## Set task
Your task is to quote the material that follows, in full and exactly.

Saved data entries
......
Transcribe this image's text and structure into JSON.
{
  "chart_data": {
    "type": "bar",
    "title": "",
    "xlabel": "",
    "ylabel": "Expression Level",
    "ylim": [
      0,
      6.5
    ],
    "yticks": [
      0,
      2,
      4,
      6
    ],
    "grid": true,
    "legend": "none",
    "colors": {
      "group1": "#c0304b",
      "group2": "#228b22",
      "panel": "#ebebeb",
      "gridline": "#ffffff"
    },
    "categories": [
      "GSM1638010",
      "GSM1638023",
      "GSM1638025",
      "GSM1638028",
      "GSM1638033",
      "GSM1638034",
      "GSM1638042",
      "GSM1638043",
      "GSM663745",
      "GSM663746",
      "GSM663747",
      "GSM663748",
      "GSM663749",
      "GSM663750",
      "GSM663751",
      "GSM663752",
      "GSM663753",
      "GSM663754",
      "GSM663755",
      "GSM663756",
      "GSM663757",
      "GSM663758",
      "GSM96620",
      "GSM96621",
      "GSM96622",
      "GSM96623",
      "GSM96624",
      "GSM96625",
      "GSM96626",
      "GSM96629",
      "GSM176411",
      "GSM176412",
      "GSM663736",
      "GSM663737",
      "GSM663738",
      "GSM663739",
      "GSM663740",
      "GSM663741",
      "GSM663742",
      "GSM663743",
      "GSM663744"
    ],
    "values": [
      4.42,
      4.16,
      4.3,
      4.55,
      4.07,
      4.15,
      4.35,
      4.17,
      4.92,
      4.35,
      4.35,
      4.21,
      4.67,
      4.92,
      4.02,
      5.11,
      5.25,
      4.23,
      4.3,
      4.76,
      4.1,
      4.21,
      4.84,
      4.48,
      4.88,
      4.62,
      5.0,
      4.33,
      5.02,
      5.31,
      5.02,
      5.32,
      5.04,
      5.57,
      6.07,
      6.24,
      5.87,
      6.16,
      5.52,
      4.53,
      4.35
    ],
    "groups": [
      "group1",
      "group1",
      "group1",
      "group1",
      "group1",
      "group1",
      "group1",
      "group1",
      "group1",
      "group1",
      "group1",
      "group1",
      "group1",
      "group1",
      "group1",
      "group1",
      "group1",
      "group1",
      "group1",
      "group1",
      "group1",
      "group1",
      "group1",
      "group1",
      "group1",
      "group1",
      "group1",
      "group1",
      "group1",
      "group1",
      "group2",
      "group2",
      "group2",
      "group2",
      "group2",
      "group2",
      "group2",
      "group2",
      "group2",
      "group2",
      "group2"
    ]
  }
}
......
## Correct response
Transcribe this image's text and structure into JSON.
{
  "chart_data": {
    "type": "bar",
    "title": "",
    "xlabel": "",
    "ylabel": "Expression Level",
    "ylim": [
      0,
      6.5
    ],
    "yticks": [
      0,
      2,
      4,
      6
    ],
    "grid": true,
    "legend": "none",
    "colors": {
      "group1": "#c0304b",
      "group2": "#228b22",
      "panel": "#ebebeb",
      "gridline": "#ffffff"
    },
    "categories": [
      "GSM1638010",
      "GSM1638023",
      "GSM1638025",
      "GSM1638028",
      "GSM1638033",
      "GSM1638034",
      "GSM1638042",
      "GSM1638043",
      "GSM663745",
      "GSM663746",
      "GSM663747",
      "GSM663748",
      "GSM663749",
      "GSM663750",
      "GSM663751",
      "GSM663752",
      "GSM663753",
      "GSM663754",
      "GSM663755",
      "GSM663756",
      "GSM663757",
      "GSM663758",
      "GSM96620",
      "GSM96621",
      "GSM96622",
      "GSM96623",
      "GSM96624",
      "GSM96625",
      "GSM96626",
      "GSM96629",
      "GSM176411",
      "GSM176412",
      "GSM663736",
      "GSM663737",
      "GSM663738",
      "GSM663739",
      "GSM663740",
      "GSM663741",
      "GSM663742",
      "GSM663743",
      "GSM663744"
    ],
    "values": [
      4.42,
      4.16,
      4.3,
      4.55,
      4.07,
      4.15,
      4.35,
      4.17,
      4.92,
      4.35,
      4.35,
      4.21,
      4.67,
      4.92,
      4.02,
      5.11,
      5.25,
      4.23,
      4.3,
      4.76,
      4.1,
      4.21,
      4.84,
      4.48,
      4.88,
      4.62,
      5.0,
      4.33,
      5.02,
      5.31,
      5.02,
      5.32,
      5.04,
      5.57,
      6.07,
      6.24,
      5.87,
      6.16,
      5.52,
      4.53,
      4.35
    ],
    "groups": [
      "group1",
      "group1",
      "group1",
      "group1",
      "group1",
      "group1",
      "group1",
      "group1",
      "group1",
      "group1",
      "group1",
      "group1",
      "group1",
      "group1",
      "group1",
      "group1",
      "group1",
      "group1",
      "group1",
      "group1",
      "group1",
      "group1",
      "group1",
      "group1",
      "group1",
      "group1",
      "group1",
      "group1",
      "group1",
      "group1",
      "group2",
      "group2",
      "group2",
      "group2",
      "group2",
      "group2",
      "group2",
      "group2",
      "group2",
      "group2",
      "group2"
    ]
  }
}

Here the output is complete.